Items listed in a dataset:
-- start --
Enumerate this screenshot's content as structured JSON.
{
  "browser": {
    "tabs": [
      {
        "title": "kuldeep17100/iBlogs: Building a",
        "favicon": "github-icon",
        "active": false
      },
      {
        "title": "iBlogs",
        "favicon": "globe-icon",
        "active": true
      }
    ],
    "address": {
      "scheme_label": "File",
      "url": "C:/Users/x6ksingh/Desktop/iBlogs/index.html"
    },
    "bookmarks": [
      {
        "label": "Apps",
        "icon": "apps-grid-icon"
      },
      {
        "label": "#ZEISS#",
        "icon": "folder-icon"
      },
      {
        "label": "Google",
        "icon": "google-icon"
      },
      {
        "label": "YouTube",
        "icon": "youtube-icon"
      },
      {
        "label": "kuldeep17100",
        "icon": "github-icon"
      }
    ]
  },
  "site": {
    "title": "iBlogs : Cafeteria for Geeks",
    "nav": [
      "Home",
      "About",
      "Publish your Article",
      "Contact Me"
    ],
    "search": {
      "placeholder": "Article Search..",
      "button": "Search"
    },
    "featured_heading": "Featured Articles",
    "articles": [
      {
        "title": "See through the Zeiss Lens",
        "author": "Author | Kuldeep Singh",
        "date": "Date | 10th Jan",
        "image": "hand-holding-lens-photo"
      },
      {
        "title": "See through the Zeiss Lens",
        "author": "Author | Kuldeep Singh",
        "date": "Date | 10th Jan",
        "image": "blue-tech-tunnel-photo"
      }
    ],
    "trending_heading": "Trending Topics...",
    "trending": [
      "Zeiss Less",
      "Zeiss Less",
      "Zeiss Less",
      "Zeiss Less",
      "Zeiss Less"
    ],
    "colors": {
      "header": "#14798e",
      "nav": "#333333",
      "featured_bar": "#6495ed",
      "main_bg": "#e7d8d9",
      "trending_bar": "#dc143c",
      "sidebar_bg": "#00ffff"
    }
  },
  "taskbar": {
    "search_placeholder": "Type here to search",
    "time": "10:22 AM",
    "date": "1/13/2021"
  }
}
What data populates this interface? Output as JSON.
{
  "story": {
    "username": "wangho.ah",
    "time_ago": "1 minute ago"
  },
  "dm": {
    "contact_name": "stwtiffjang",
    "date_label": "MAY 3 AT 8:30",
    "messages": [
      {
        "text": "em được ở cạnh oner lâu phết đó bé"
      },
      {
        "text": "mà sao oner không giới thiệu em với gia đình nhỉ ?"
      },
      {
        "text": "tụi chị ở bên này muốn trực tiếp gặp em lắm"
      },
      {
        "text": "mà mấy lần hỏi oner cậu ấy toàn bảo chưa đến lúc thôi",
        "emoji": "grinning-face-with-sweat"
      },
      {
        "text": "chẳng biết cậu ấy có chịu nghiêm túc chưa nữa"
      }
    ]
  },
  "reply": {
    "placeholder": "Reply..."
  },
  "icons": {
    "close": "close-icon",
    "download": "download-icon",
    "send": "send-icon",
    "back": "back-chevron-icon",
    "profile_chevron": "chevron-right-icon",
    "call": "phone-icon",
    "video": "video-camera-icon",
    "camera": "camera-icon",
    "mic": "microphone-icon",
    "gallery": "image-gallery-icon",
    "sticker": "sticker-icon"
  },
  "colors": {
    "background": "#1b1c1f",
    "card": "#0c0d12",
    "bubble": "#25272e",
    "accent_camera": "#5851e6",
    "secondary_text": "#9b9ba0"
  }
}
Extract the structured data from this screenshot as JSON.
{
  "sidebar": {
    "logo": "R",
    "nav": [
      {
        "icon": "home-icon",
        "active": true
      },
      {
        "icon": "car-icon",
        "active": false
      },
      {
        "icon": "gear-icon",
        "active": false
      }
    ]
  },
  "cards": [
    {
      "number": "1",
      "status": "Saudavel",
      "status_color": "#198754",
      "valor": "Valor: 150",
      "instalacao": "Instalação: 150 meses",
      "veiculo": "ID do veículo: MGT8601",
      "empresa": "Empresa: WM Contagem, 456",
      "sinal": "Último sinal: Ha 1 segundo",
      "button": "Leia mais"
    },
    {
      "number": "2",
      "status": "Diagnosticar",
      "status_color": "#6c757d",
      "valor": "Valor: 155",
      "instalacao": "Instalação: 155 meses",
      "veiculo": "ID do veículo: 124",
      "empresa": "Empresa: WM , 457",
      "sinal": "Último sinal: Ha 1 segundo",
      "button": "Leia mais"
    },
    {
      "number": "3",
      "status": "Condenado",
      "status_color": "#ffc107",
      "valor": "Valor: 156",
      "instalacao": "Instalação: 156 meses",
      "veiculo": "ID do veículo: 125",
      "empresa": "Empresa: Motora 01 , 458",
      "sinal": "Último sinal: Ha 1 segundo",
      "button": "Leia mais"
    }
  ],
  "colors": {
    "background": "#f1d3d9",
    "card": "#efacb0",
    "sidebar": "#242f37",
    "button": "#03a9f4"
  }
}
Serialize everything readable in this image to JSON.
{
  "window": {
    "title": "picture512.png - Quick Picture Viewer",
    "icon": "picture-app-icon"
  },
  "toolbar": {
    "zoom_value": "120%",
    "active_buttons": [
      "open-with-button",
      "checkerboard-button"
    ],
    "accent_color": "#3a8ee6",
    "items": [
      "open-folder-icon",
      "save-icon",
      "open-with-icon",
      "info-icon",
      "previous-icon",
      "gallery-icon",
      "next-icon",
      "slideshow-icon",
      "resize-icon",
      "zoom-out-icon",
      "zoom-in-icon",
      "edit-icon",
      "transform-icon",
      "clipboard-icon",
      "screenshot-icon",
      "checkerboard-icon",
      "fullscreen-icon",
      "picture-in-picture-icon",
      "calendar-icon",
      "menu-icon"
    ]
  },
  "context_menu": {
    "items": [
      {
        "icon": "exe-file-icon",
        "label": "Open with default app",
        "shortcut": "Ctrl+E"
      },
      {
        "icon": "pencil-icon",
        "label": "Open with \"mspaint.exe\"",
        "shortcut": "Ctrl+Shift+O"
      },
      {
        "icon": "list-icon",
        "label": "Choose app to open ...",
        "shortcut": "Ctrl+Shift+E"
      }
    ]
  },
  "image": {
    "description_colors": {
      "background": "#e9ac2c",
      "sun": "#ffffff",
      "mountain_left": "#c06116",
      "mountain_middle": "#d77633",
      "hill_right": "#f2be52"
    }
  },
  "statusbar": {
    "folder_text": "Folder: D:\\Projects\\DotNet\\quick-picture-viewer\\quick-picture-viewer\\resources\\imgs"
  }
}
-- end --
◆ **Directions for this task**
Print all of the entries exactly as they are written.

◆ **Exercise solution**
Enumerate this screenshot's content as structured JSON.
{
  "browser": {
    "tabs": [
      {
        "title": "kuldeep17100/iBlogs: Building a",
        "favicon": "github-icon",
        "active": false
      },
      {
        "title": "iBlogs",
        "favicon": "globe-icon",
        "active": true
      }
    ],
    "address": {
      "scheme_label": "File",
      "url": "C:/Users/x6ksingh/Desktop/iBlogs/index.html"
    },
    "bookmarks": [
      {
        "label": "Apps",
        "icon": "apps-grid-icon"
      },
      {
        "label": "#ZEISS#",
        "icon": "folder-icon"
      },
      {
        "label": "Google",
        "icon": "google-icon"
      },
      {
        "label": "YouTube",
        "icon": "youtube-icon"
      },
      {
        "label": "kuldeep17100",
        "icon": "github-icon"
      }
    ]
  },
  "site": {
    "title": "iBlogs : Cafeteria for Geeks",
    "nav": [
      "Home",
      "About",
      "Publish your Article",
      "Contact Me"
    ],
    "search": {
      "placeholder": "Article Search..",
      "button": "Search"
    },
    "featured_heading": "Featured Articles",
    "articles": [
      {
        "title": "See through the Zeiss Lens",
        "author": "Author | Kuldeep Singh",
        "date": "Date | 10th Jan",
        "image": "hand-holding-lens-photo"
      },
      {
        "title": "See through the Zeiss Lens",
        "author": "Author | Kuldeep Singh",
        "date": "Date | 10th Jan",
        "image": "blue-tech-tunnel-photo"
      }
    ],
    "trending_heading": "Trending Topics...",
    "trending": [
      "Zeiss Less",
      "Zeiss Less",
      "Zeiss Less",
      "Zeiss Less",
      "Zeiss Less"
    ],
    "colors": {
      "header": "#14798e",
      "nav": "#333333",
      "featured_bar": "#6495ed",
      "main_bg": "#e7d8d9",
      "trending_bar": "#dc143c",
      "sidebar_bg": "#00ffff"
    }
  },
  "taskbar": {
    "search_placeholder": "Type here to search",
    "time": "10:22 AM",
    "date": "1/13/2021"
  }
}
What data populates this interface? Output as JSON.
{
  "story": {
    "username": "wangho.ah",
    "time_ago": "1 minute ago"
  },
  "dm": {
    "contact_name": "stwtiffjang",
    "date_label": "MAY 3 AT 8:30",
    "messages": [
      {
        "text": "em được ở cạnh oner lâu phết đó bé"
      },
      {
        "text": "mà sao oner không giới thiệu em với gia đình nhỉ ?"
      },
      {
        "text": "tụi chị ở bên này muốn trực tiếp gặp em lắm"
      },
      {
        "text": "mà mấy lần hỏi oner cậu ấy toàn bảo chưa đến lúc thôi",
        "emoji": "grinning-face-with-sweat"
      },
      {
        "text": "chẳng biết cậu ấy có chịu nghiêm túc chưa nữa"
      }
    ]
  },
  "reply": {
    "placeholder": "Reply..."
  },
  "icons": {
    "close": "close-icon",
    "download": "download-icon",
    "send": "send-icon",
    "back": "back-chevron-icon",
    "profile_chevron": "chevron-right-icon",
    "call": "phone-icon",
    "video": "video-camera-icon",
    "camera": "camera-icon",
    "mic": "microphone-icon",
    "gallery": "image-gallery-icon",
    "sticker": "sticker-icon"
  },
  "colors": {
    "background": "#1b1c1f",
    "card": "#0c0d12",
    "bubble": "#25272e",
    "accent_camera": "#5851e6",
    "secondary_text": "#9b9ba0"
  }
}
Extract the structured data from this screenshot as JSON.
{
  "sidebar": {
    "logo": "R",
    "nav": [
      {
        "icon": "home-icon",
        "active": true
      },
      {
        "icon": "car-icon",
        "active": false
      },
      {
        "icon": "gear-icon",
        "active": false
      }
    ]
  },
  "cards": [
    {
      "number": "1",
      "status": "Saudavel",
      "status_color": "#198754",
      "valor": "Valor: 150",
      "instalacao": "Instalação: 150 meses",
      "veiculo": "ID do veículo: MGT8601",
      "empresa": "Empresa: WM Contagem, 456",
      "sinal": "Último sinal: Ha 1 segundo",
      "button": "Leia mais"
    },
    {
      "number": "2",
      "status": "Diagnosticar",
      "status_color": "#6c757d",
      "valor": "Valor: 155",
      "instalacao": "Instalação: 155 meses",
      "veiculo": "ID do veículo: 124",
      "empresa": "Empresa: WM , 457",
      "sinal": "Último sinal: Ha 1 segundo",
      "button": "Leia mais"
    },
    {
      "number": "3",
      "status": "Condenado",
      "status_color": "#ffc107",
      "valor": "Valor: 156",
      "instalacao": "Instalação: 156 meses",
      "veiculo": "ID do veículo: 125",
      "empresa": "Empresa: Motora 01 , 458",
      "sinal": "Último sinal: Ha 1 segundo",
      "button": "Leia mais"
    }
  ],
  "colors": {
    "background": "#f1d3d9",
    "card": "#efacb0",
    "sidebar": "#242f37",
    "button": "#03a9f4"
  }
}
Serialize everything readable in this image to JSON.
{
  "window": {
    "title": "picture512.png - Quick Picture Viewer",
    "icon": "picture-app-icon"
  },
  "toolbar": {
    "zoom_value": "120%",
    "active_buttons": [
      "open-with-button",
      "checkerboard-button"
    ],
    "accent_color": "#3a8ee6",
    "items": [
      "open-folder-icon",
      "save-icon",
      "open-with-icon",
      "info-icon",
      "previous-icon",
      "gallery-icon",
      "next-icon",
      "slideshow-icon",
      "resize-icon",
      "zoom-out-icon",
      "zoom-in-icon",
      "edit-icon",
      "transform-icon",
      "clipboard-icon",
      "screenshot-icon",
      "checkerboard-icon",
      "fullscreen-icon",
      "picture-in-picture-icon",
      "calendar-icon",
      "menu-icon"
    ]
  },
  "context_menu": {
    "items": [
      {
        "icon": "exe-file-icon",
        "label": "Open with default app",
        "shortcut": "Ctrl+E"
      },
      {
        "icon": "pencil-icon",
        "label": "Open with \"mspaint.exe\"",
        "shortcut": "Ctrl+Shift+O"
      },
      {
        "icon": "list-icon",
        "label": "Choose app to open ...",
        "shortcut": "Ctrl+Shift+E"
      }
    ]
  },
  "image": {
    "description_colors": {
      "background": "#e9ac2c",
      "sun": "#ffffff",
      "mountain_left": "#c06116",
      "mountain_middle": "#d77633",
      "hill_right": "#f2be52"
    }
  },
  "statusbar": {
    "folder_text": "Folder: D:\\Projects\\DotNet\\quick-picture-viewer\\quick-picture-viewer\\resources\\imgs"
  }
}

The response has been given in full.